Aim — Every line that includes the word "自我陶醉" is to be listed.

Given records —
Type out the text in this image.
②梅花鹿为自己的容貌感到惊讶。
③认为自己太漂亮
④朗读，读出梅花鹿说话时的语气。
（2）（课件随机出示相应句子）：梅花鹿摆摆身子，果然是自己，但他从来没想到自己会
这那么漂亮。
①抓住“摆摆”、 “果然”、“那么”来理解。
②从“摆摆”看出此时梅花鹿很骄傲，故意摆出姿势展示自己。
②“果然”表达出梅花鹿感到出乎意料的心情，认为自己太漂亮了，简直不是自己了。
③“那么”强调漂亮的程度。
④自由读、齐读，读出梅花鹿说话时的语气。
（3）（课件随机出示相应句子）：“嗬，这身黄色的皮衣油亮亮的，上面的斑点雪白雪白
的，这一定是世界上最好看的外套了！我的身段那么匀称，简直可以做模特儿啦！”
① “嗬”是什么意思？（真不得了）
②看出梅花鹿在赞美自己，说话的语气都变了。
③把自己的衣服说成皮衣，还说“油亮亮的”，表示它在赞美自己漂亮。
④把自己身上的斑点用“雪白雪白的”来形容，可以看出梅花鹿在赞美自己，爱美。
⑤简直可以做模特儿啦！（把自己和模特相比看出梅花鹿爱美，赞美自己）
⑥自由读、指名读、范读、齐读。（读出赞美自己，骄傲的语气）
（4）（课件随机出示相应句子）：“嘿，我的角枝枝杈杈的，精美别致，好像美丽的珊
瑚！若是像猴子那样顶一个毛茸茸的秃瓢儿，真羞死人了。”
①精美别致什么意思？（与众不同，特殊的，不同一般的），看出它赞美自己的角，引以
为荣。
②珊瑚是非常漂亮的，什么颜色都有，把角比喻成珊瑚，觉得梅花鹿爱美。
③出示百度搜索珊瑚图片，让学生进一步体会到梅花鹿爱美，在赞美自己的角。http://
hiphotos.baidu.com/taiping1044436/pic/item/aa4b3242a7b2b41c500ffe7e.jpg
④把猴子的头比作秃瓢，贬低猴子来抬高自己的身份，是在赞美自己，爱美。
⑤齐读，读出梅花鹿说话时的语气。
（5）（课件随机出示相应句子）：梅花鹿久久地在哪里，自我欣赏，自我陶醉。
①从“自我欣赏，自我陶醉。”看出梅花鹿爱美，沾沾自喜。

Expected output —
（5）（课件随机出示相应句子）：梅花鹿久久地在哪里，自我欣赏，自我陶醉。
①从“自我欣赏，自我陶醉。”看出梅花鹿爱美，沾沾自喜。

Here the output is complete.